* [Requirements]:
Beneath this task is a listing. State how many of its lines include the string "относящихся", giving nothing but the number.

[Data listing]

────────────────────

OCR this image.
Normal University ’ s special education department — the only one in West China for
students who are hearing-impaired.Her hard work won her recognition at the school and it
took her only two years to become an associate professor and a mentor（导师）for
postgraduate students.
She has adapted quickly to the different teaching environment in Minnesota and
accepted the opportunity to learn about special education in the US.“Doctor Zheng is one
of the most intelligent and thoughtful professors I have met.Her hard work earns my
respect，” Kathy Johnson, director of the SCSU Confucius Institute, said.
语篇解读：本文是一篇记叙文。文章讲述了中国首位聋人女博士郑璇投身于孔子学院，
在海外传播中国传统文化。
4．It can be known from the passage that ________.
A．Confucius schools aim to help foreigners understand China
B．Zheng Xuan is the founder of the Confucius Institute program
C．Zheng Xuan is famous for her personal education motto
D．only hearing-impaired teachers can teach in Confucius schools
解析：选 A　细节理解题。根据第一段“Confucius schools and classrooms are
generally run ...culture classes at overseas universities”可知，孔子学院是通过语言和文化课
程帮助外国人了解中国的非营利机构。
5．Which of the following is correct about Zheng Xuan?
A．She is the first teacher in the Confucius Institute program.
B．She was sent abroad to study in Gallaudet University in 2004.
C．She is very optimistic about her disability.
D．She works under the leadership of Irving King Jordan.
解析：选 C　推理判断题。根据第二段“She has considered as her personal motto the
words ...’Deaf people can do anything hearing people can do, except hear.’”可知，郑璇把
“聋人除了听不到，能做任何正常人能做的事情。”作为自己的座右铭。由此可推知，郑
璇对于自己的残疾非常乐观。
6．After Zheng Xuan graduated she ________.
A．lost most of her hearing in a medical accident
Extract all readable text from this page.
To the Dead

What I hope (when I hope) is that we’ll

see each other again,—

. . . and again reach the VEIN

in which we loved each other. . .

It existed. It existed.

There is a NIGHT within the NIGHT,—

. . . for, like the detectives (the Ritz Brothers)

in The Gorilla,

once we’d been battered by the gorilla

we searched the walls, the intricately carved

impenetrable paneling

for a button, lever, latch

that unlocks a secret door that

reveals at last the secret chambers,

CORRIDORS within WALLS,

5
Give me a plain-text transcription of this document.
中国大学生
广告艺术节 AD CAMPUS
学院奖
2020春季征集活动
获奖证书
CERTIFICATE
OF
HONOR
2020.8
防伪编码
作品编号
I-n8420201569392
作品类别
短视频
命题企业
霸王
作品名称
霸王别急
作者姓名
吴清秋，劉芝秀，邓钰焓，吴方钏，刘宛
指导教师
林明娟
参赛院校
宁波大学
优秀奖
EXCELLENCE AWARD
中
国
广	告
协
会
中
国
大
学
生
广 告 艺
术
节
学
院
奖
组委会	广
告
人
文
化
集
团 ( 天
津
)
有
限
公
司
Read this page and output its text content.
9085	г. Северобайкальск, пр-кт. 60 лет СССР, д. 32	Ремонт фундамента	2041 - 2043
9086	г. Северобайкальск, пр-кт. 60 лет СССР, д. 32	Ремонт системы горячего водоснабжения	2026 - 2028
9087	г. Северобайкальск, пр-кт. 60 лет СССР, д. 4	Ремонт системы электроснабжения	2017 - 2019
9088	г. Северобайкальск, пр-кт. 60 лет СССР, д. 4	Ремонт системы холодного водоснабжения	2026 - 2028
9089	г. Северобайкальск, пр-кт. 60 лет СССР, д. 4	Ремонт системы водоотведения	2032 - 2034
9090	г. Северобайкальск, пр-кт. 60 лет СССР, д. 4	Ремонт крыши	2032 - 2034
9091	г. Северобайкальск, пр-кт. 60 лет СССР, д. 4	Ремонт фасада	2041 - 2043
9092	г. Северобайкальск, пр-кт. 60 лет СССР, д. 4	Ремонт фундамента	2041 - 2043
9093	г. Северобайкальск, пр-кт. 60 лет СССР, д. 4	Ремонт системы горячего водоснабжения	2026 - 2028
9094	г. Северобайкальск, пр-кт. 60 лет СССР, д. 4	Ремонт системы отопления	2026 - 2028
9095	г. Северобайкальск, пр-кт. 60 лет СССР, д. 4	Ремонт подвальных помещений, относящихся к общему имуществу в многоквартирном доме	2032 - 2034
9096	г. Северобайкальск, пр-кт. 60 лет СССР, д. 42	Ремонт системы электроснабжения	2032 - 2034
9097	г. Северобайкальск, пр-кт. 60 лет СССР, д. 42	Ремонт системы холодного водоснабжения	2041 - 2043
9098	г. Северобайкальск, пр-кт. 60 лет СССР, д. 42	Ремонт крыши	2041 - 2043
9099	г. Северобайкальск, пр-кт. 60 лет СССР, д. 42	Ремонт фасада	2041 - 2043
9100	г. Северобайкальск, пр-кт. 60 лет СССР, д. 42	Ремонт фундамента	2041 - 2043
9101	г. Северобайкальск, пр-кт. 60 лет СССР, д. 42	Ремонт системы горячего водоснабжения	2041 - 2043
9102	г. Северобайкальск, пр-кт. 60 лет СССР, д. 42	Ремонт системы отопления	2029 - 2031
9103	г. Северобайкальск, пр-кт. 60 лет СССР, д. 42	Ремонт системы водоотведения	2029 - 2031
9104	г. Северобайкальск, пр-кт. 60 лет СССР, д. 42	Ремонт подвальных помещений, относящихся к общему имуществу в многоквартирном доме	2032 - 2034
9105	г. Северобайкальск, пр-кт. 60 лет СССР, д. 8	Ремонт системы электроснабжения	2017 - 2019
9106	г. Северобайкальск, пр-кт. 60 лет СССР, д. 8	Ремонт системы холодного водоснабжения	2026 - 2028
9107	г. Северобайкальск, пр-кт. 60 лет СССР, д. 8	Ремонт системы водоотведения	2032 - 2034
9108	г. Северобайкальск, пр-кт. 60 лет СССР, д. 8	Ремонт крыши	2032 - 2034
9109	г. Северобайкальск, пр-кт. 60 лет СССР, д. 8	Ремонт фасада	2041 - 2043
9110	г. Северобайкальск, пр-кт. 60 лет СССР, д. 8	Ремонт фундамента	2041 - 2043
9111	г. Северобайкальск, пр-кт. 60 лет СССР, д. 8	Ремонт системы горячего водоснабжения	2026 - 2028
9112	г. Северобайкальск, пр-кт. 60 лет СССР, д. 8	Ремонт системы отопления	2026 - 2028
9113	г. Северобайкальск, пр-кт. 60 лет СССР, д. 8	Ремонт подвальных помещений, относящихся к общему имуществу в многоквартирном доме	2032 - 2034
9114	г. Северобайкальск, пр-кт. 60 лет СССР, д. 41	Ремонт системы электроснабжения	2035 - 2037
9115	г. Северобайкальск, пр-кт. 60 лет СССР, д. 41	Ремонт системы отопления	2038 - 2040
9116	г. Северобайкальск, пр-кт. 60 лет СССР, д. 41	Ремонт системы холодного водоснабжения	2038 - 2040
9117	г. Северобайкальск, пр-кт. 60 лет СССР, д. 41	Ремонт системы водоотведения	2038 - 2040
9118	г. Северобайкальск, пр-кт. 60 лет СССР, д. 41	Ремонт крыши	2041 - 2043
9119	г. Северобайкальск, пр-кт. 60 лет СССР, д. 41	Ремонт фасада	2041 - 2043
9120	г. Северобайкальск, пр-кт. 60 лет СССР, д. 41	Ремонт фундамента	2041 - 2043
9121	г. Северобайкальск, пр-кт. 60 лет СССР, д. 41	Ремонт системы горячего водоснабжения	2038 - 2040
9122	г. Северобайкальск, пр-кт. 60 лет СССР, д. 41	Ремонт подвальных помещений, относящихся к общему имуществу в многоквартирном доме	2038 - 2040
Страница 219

────────────────────

* [Exercise response]:
4